What is needed »
Copy out all lines that hold "image".

Available data »
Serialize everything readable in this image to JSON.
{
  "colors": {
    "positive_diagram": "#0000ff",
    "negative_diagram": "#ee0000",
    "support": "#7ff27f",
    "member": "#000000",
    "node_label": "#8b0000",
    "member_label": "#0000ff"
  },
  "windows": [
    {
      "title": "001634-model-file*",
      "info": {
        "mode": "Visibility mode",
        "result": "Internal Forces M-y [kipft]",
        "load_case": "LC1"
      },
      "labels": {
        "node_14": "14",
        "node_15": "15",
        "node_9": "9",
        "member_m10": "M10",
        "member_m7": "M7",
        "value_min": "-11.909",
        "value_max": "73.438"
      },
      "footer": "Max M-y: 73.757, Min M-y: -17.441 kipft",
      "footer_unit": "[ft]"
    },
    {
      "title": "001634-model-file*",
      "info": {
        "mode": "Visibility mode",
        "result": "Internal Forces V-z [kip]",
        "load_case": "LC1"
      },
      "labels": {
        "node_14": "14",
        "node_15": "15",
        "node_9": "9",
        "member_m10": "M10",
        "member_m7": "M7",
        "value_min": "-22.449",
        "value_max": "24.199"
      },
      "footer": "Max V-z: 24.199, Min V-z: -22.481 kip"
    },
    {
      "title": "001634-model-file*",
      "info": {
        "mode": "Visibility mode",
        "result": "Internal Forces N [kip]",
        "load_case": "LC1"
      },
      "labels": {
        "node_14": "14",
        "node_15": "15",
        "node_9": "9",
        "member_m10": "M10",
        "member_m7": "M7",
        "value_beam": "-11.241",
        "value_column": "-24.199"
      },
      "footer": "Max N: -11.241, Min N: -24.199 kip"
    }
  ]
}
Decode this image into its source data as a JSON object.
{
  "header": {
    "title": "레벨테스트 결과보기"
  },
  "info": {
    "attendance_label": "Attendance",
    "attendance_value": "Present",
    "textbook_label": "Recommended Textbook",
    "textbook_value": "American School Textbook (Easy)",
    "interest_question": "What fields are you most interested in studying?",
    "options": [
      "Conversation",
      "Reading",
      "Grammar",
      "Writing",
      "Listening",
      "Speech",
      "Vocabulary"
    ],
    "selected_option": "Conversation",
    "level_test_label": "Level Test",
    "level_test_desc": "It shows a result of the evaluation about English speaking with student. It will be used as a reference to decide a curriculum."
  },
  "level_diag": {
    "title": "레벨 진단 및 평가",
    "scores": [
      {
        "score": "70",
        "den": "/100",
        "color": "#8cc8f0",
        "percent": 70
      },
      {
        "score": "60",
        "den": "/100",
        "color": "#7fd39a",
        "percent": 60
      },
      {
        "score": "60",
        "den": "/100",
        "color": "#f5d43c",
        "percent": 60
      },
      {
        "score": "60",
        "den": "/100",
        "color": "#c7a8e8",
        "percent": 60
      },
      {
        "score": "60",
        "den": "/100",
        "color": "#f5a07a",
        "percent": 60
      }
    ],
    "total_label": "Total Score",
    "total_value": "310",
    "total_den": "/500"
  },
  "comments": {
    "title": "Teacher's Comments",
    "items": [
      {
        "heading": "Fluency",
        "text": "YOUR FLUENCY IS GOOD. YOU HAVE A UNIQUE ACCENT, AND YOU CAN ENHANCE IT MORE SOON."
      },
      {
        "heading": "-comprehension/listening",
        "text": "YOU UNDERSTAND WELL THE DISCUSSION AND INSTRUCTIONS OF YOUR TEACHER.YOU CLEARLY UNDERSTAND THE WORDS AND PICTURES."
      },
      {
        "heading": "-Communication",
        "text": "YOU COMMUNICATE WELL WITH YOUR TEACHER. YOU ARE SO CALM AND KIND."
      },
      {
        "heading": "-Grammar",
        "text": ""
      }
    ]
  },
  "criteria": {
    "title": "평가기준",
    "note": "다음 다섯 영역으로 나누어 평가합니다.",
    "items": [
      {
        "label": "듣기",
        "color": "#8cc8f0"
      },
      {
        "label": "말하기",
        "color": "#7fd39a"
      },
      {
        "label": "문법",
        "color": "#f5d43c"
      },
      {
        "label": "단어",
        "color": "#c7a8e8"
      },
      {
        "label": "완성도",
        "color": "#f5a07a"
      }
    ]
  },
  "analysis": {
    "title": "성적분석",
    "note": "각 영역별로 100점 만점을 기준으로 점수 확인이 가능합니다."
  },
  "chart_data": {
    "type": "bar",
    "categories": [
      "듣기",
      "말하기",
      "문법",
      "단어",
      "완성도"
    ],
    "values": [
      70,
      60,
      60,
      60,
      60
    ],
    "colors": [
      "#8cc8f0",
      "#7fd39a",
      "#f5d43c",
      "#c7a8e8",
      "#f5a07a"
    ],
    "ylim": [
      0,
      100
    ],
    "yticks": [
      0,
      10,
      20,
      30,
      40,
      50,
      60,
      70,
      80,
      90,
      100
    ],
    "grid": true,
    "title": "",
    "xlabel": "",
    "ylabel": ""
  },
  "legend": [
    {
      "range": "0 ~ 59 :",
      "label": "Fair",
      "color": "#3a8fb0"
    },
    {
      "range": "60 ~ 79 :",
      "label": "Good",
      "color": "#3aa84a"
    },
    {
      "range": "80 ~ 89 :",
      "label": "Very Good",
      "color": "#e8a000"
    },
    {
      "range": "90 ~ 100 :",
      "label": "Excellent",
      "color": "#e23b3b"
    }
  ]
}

Completed task »
Serialize everything readable in this image to JSON.
Decode this image into its source data as a JSON object.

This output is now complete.